Stored data
# # # #
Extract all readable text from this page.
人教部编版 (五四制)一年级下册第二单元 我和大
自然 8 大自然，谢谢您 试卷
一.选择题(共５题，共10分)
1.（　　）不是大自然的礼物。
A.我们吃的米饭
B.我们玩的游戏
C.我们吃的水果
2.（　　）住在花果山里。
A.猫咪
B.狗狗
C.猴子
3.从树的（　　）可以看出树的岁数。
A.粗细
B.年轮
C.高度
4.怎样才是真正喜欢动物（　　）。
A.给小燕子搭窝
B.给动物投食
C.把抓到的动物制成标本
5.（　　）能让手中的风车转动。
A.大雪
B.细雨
# # # #
**Given problem**
Type out all of the material again, word for word.

**Expected answer**
Extract all readable text from this page.
人教部编版 (五四制)一年级下册第二单元 我和大
自然 8 大自然，谢谢您 试卷
一.选择题(共５题，共10分)
1.（　　）不是大自然的礼物。
A.我们吃的米饭
B.我们玩的游戏
C.我们吃的水果
2.（　　）住在花果山里。
A.猫咪
B.狗狗
C.猴子
3.从树的（　　）可以看出树的岁数。
A.粗细
B.年轮
C.高度
4.怎样才是真正喜欢动物（　　）。
A.给小燕子搭窝
B.给动物投食
C.把抓到的动物制成标本
5.（　　）能让手中的风车转动。
A.大雪
B.细雨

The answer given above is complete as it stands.